Labeled box records
____

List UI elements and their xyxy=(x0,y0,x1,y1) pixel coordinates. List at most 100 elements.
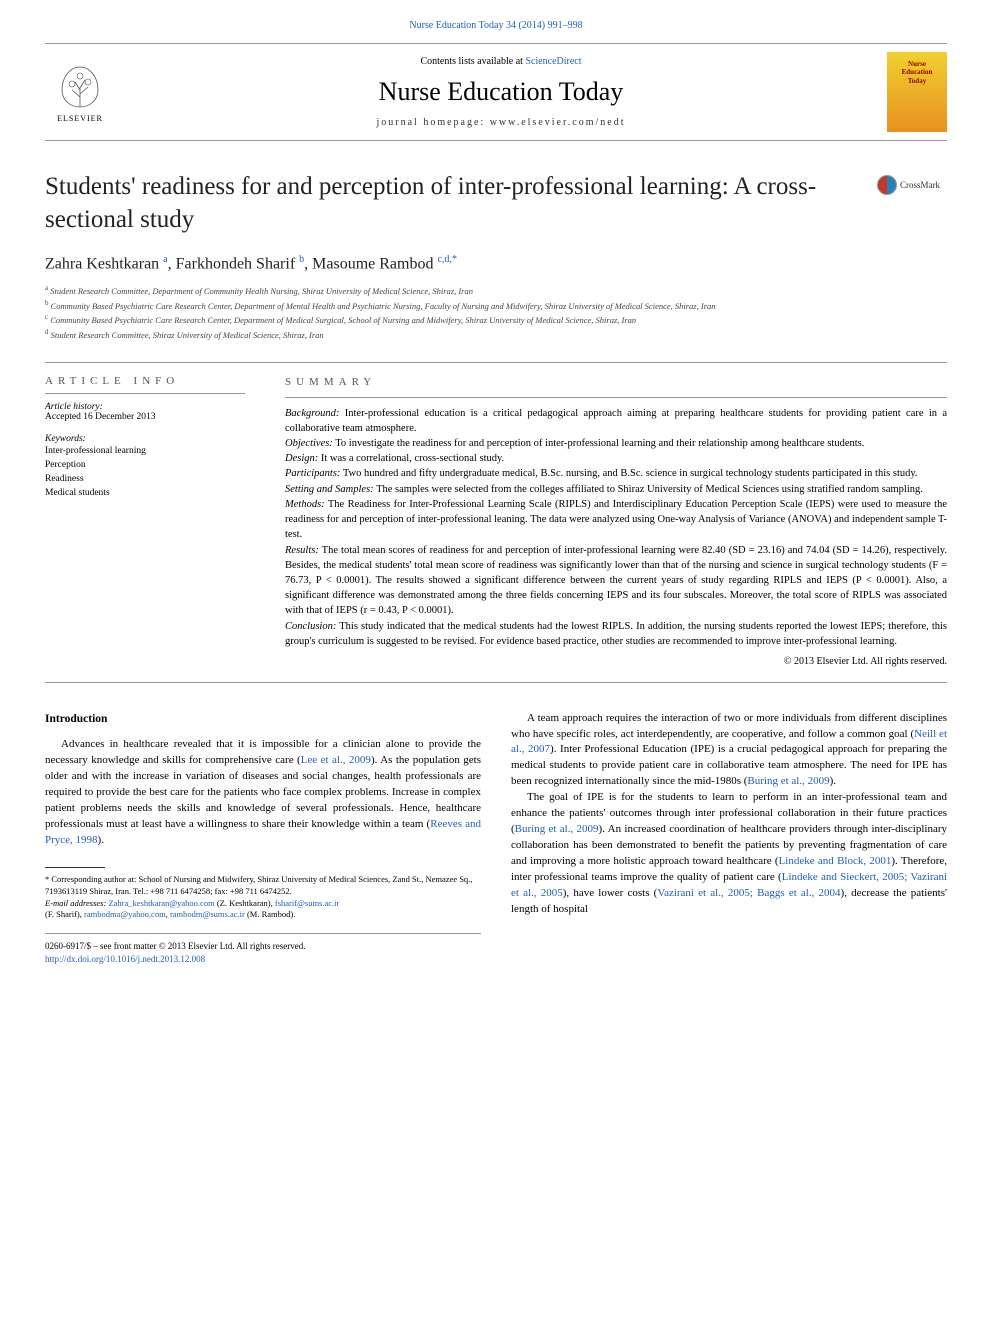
design-text: It was a correlational, cross-sectional … xyxy=(318,453,504,464)
crossmark-label: CrossMark xyxy=(900,180,940,190)
email-link[interactable]: Zahra_keshtkaran@yahoo.com xyxy=(108,898,214,908)
cover-line3: Today xyxy=(908,77,926,85)
article-title: Students' readiness for and perception o… xyxy=(45,171,877,236)
contents-prefix: Contents lists available at xyxy=(420,56,525,67)
participants-text: Two hundred and fifty undergraduate medi… xyxy=(340,468,917,479)
p-text: ), have lower costs ( xyxy=(563,887,658,899)
email-who: (M. Rambod). xyxy=(245,909,296,919)
col2-p1: A team approach requires the interaction… xyxy=(511,711,947,791)
corresponding-footnote: * Corresponding author at: School of Nur… xyxy=(45,874,481,898)
article-info-panel: article info Article history: Accepted 1… xyxy=(45,363,265,682)
conclusion-text: This study indicated that the medical st… xyxy=(285,621,947,647)
homepage-prefix: journal homepage: xyxy=(377,117,490,128)
p-text: A team approach requires the interaction… xyxy=(511,712,947,740)
history-value: Accepted 16 December 2013 xyxy=(45,412,245,422)
email-who: (F. Sharif), xyxy=(45,909,84,919)
citation-link[interactable]: Vazirani et al., 2005; Baggs et al., 200… xyxy=(657,887,840,899)
author-1: Zahra Keshtkaran xyxy=(45,255,159,272)
conclusion-label: Conclusion: xyxy=(285,621,336,632)
crossmark-badge[interactable]: CrossMark xyxy=(877,171,947,199)
setting-text: The samples were selected from the colle… xyxy=(374,484,923,495)
homepage-line: journal homepage: www.elsevier.com/nedt xyxy=(115,117,887,128)
keyword-item: Readiness xyxy=(45,472,245,486)
body-columns: Introduction Advances in healthcare reve… xyxy=(45,711,947,966)
methods-label: Methods: xyxy=(285,499,325,510)
summary-body: Background: Inter-professional education… xyxy=(285,406,947,650)
introduction-heading: Introduction xyxy=(45,711,481,728)
title-row: Students' readiness for and perception o… xyxy=(45,171,947,236)
sciencedirect-link[interactable]: ScienceDirect xyxy=(525,56,581,67)
intro-p1: Advances in healthcare revealed that it … xyxy=(45,737,481,849)
background-text: Inter-professional education is a critic… xyxy=(285,408,947,434)
elsevier-logo[interactable]: ELSEVIER xyxy=(45,52,115,132)
journal-cover-thumbnail: Nurse Education Today xyxy=(887,52,947,132)
setting-label: Setting and Samples: xyxy=(285,484,374,495)
header-center: Contents lists available at ScienceDirec… xyxy=(115,56,887,128)
author-2: Farkhondeh Sharif xyxy=(176,255,296,272)
article-info-heading: article info xyxy=(45,375,245,394)
author-3-sup: c,d, xyxy=(437,254,451,265)
footer-divider xyxy=(45,933,481,934)
summary-panel: summary Background: Inter-professional e… xyxy=(265,363,947,682)
affil-d: Student Research Committee, Shiraz Unive… xyxy=(51,330,324,340)
methods-text: The Readiness for Inter-Professional Lea… xyxy=(285,499,947,540)
footnote-divider xyxy=(45,867,105,868)
journal-name: Nurse Education Today xyxy=(115,77,887,107)
email-footnote: E-mail addresses: Zahra_keshtkaran@yahoo… xyxy=(45,898,481,922)
footnotes: * Corresponding author at: School of Nur… xyxy=(45,874,481,922)
p1-text3: ). xyxy=(98,834,104,846)
participants-label: Participants: xyxy=(285,468,340,479)
tree-icon xyxy=(50,62,110,112)
keywords-list: Inter-professional learning Perception R… xyxy=(45,444,245,501)
info-summary-row: article info Article history: Accepted 1… xyxy=(45,362,947,683)
cover-line2: Education xyxy=(902,68,933,76)
summary-heading: summary xyxy=(285,375,947,398)
p-text: ). Inter Professional Education (IPE) is… xyxy=(511,743,947,787)
background-label: Background: xyxy=(285,408,339,419)
author-2-sup: b xyxy=(299,254,304,265)
affiliations: a Student Research Committee, Department… xyxy=(45,283,947,341)
email-link[interactable]: rambodma@yahoo.com xyxy=(84,909,166,919)
copyright-line: © 2013 Elsevier Ltd. All rights reserved… xyxy=(285,655,947,670)
cover-line1: Nurse xyxy=(908,60,926,68)
citation-link[interactable]: Buring et al., 2009 xyxy=(747,775,829,787)
results-text: The total mean scores of readiness for a… xyxy=(285,545,947,617)
body-column-right: A team approach requires the interaction… xyxy=(511,711,947,966)
homepage-url[interactable]: www.elsevier.com/nedt xyxy=(490,117,626,128)
keyword-item: Inter-professional learning xyxy=(45,444,245,458)
issn-line: 0260-6917/$ – see front matter © 2013 El… xyxy=(45,940,481,953)
body-column-left: Introduction Advances in healthcare reve… xyxy=(45,711,481,966)
design-label: Design: xyxy=(285,453,318,464)
contents-line: Contents lists available at ScienceDirec… xyxy=(115,56,887,67)
keyword-item: Perception xyxy=(45,458,245,472)
citation-link[interactable]: Lindeke and Block, 2001 xyxy=(779,855,892,867)
affil-a: Student Research Committee, Department o… xyxy=(50,286,473,296)
doi-link[interactable]: http://dx.doi.org/10.1016/j.nedt.2013.12… xyxy=(45,954,205,964)
email-link[interactable]: fsharif@sums.ac.ir xyxy=(275,898,339,908)
p-text: ). xyxy=(830,775,836,787)
corresponding-marker: * xyxy=(452,254,457,265)
author-1-sup: a xyxy=(163,254,167,265)
affil-c: Community Based Psychiatric Care Researc… xyxy=(50,315,636,325)
history-label: Article history: xyxy=(45,402,245,412)
objectives-label: Objectives: xyxy=(285,438,333,449)
email-label: E-mail addresses: xyxy=(45,898,108,908)
authors-line: Zahra Keshtkaran a, Farkhondeh Sharif b,… xyxy=(45,254,947,273)
header-citation: Nurse Education Today 34 (2014) 991–998 xyxy=(45,20,947,31)
col2-p2: The goal of IPE is for the students to l… xyxy=(511,790,947,918)
keyword-item: Medical students xyxy=(45,486,245,500)
corr-text: Corresponding author at: School of Nursi… xyxy=(45,874,472,896)
citation-link[interactable]: Lee et al., 2009 xyxy=(301,754,371,766)
crossmark-icon xyxy=(877,175,897,195)
affil-b: Community Based Psychiatric Care Researc… xyxy=(51,301,716,311)
email-link[interactable]: rambodm@sums.ac.ir xyxy=(170,909,245,919)
citation-link[interactable]: Buring et al., 2009 xyxy=(515,823,599,835)
elsevier-label: ELSEVIER xyxy=(57,114,103,123)
email-who: (Z. Keshtkaran), xyxy=(215,898,275,908)
journal-header: ELSEVIER Contents lists available at Sci… xyxy=(45,43,947,141)
objectives-text: To investigate the readiness for and per… xyxy=(333,438,865,449)
keywords-label: Keywords: xyxy=(45,434,245,444)
footer: 0260-6917/$ – see front matter © 2013 El… xyxy=(45,940,481,965)
author-3: Masoume Rambod xyxy=(312,255,433,272)
results-label: Results: xyxy=(285,545,319,556)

____

• [Aim] Copy every line of the items above word for word, leaving out the pictures.

• [Full output]
List UI elements and their xyxy=(x0,y0,x1,y1) pixel coordinates. List at most 100 elements.
design-text: It was a correlational, cross-sectional … xyxy=(318,453,504,464)
crossmark-label: CrossMark xyxy=(900,180,940,190)
email-link[interactable]: Zahra_keshtkaran@yahoo.com xyxy=(108,898,214,908)
cover-line3: Today xyxy=(908,77,926,85)
article-title: Students' readiness for and perception o… xyxy=(45,171,877,236)
contents-prefix: Contents lists available at xyxy=(420,56,525,67)
participants-text: Two hundred and fifty undergraduate medi… xyxy=(340,468,917,479)
p-text: ), have lower costs ( xyxy=(563,887,658,899)
email-who: (M. Rambod). xyxy=(245,909,296,919)
col2-p1: A team approach requires the interaction… xyxy=(511,711,947,791)
corresponding-footnote: * Corresponding author at: School of Nur… xyxy=(45,874,481,898)
article-info-panel: article info Article history: Accepted 1… xyxy=(45,363,265,682)
conclusion-text: This study indicated that the medical st… xyxy=(285,621,947,647)
homepage-prefix: journal homepage: xyxy=(377,117,490,128)
p-text: A team approach requires the interaction… xyxy=(511,712,947,740)
history-value: Accepted 16 December 2013 xyxy=(45,412,245,422)
email-who: (F. Sharif), xyxy=(45,909,84,919)
citation-link[interactable]: Vazirani et al., 2005; Baggs et al., 200… xyxy=(657,887,840,899)
author-1: Zahra Keshtkaran xyxy=(45,255,159,272)
conclusion-label: Conclusion: xyxy=(285,621,336,632)
crossmark-badge[interactable]: CrossMark xyxy=(877,171,947,199)
setting-text: The samples were selected from the colle… xyxy=(374,484,923,495)
homepage-line: journal homepage: www.elsevier.com/nedt xyxy=(115,117,887,128)
keyword-item: Readiness xyxy=(45,472,245,486)
body-columns: Introduction Advances in healthcare reve… xyxy=(45,711,947,966)
methods-label: Methods: xyxy=(285,499,325,510)
summary-body: Background: Inter-professional education… xyxy=(285,406,947,650)
introduction-heading: Introduction xyxy=(45,711,481,728)
title-row: Students' readiness for and perception o… xyxy=(45,171,947,236)
sciencedirect-link[interactable]: ScienceDirect xyxy=(525,56,581,67)
intro-p1: Advances in healthcare revealed that it … xyxy=(45,737,481,849)
background-text: Inter-professional education is a critic… xyxy=(285,408,947,434)
elsevier-logo[interactable]: ELSEVIER xyxy=(45,52,115,132)
journal-cover-thumbnail: Nurse Education Today xyxy=(887,52,947,132)
setting-label: Setting and Samples: xyxy=(285,484,374,495)
header-center: Contents lists available at ScienceDirec… xyxy=(115,56,887,128)
author-2: Farkhondeh Sharif xyxy=(176,255,296,272)
article-info-heading: article info xyxy=(45,375,245,394)
author-3-sup: c,d, xyxy=(437,254,451,265)
footer-divider xyxy=(45,933,481,934)
summary-panel: summary Background: Inter-professional e… xyxy=(265,363,947,682)
affil-d: Student Research Committee, Shiraz Unive… xyxy=(51,330,324,340)
methods-text: The Readiness for Inter-Professional Lea… xyxy=(285,499,947,540)
footnote-divider xyxy=(45,867,105,868)
journal-name: Nurse Education Today xyxy=(115,77,887,107)
email-footnote: E-mail addresses: Zahra_keshtkaran@yahoo… xyxy=(45,898,481,922)
footnotes: * Corresponding author at: School of Nur… xyxy=(45,874,481,922)
p1-text3: ). xyxy=(98,834,104,846)
participants-label: Participants: xyxy=(285,468,340,479)
tree-icon xyxy=(50,62,110,112)
keywords-list: Inter-professional learning Perception R… xyxy=(45,444,245,501)
info-summary-row: article info Article history: Accepted 1… xyxy=(45,362,947,683)
cover-line2: Education xyxy=(902,68,933,76)
summary-heading: summary xyxy=(285,375,947,398)
p-text: ). Inter Professional Education (IPE) is… xyxy=(511,743,947,787)
background-label: Background: xyxy=(285,408,339,419)
author-2-sup: b xyxy=(299,254,304,265)
affiliations: a Student Research Committee, Department… xyxy=(45,283,947,341)
email-link[interactable]: rambodma@yahoo.com xyxy=(84,909,166,919)
copyright-line: © 2013 Elsevier Ltd. All rights reserved… xyxy=(285,655,947,670)
cover-line1: Nurse xyxy=(908,60,926,68)
citation-link[interactable]: Buring et al., 2009 xyxy=(747,775,829,787)
results-text: The total mean scores of readiness for a… xyxy=(285,545,947,617)
body-column-right: A team approach requires the interaction… xyxy=(511,711,947,966)
homepage-url[interactable]: www.elsevier.com/nedt xyxy=(490,117,626,128)
keyword-item: Inter-professional learning xyxy=(45,444,245,458)
issn-line: 0260-6917/$ – see front matter © 2013 El… xyxy=(45,940,481,953)
body-column-left: Introduction Advances in healthcare reve… xyxy=(45,711,481,966)
design-label: Design: xyxy=(285,453,318,464)
contents-line: Contents lists available at ScienceDirec… xyxy=(115,56,887,67)
keyword-item: Perception xyxy=(45,458,245,472)
citation-link[interactable]: Lindeke and Block, 2001 xyxy=(779,855,892,867)
affil-a: Student Research Committee, Department o… xyxy=(50,286,473,296)
doi-link[interactable]: http://dx.doi.org/10.1016/j.nedt.2013.12… xyxy=(45,954,205,964)
email-link[interactable]: fsharif@sums.ac.ir xyxy=(275,898,339,908)
p-text: ). xyxy=(830,775,836,787)
corresponding-marker: * xyxy=(452,254,457,265)
author-1-sup: a xyxy=(163,254,167,265)
affil-c: Community Based Psychiatric Care Researc… xyxy=(50,315,636,325)
history-label: Article history: xyxy=(45,402,245,412)
objectives-label: Objectives: xyxy=(285,438,333,449)
email-label: E-mail addresses: xyxy=(45,898,108,908)
authors-line: Zahra Keshtkaran a, Farkhondeh Sharif b,… xyxy=(45,254,947,273)
header-citation: Nurse Education Today 34 (2014) 991–998 xyxy=(45,20,947,31)
col2-p2: The goal of IPE is for the students to l… xyxy=(511,790,947,918)
keyword-item: Medical students xyxy=(45,486,245,500)
corr-text: Corresponding author at: School of Nursi… xyxy=(45,874,472,896)
citation-link[interactable]: Lee et al., 2009 xyxy=(301,754,371,766)
crossmark-icon xyxy=(877,175,897,195)
affil-b: Community Based Psychiatric Care Researc… xyxy=(51,301,716,311)
email-link[interactable]: rambodm@sums.ac.ir xyxy=(170,909,245,919)
citation-link[interactable]: Buring et al., 2009 xyxy=(515,823,599,835)
elsevier-label: ELSEVIER xyxy=(57,114,103,123)
email-who: (Z. Keshtkaran), xyxy=(215,898,275,908)
journal-header: ELSEVIER Contents lists available at Sci… xyxy=(45,43,947,141)
objectives-text: To investigate the readiness for and per… xyxy=(333,438,865,449)
keywords-label: Keywords: xyxy=(45,434,245,444)
footer: 0260-6917/$ – see front matter © 2013 El… xyxy=(45,940,481,965)
author-3: Masoume Rambod xyxy=(312,255,433,272)
results-label: Results: xyxy=(285,545,319,556)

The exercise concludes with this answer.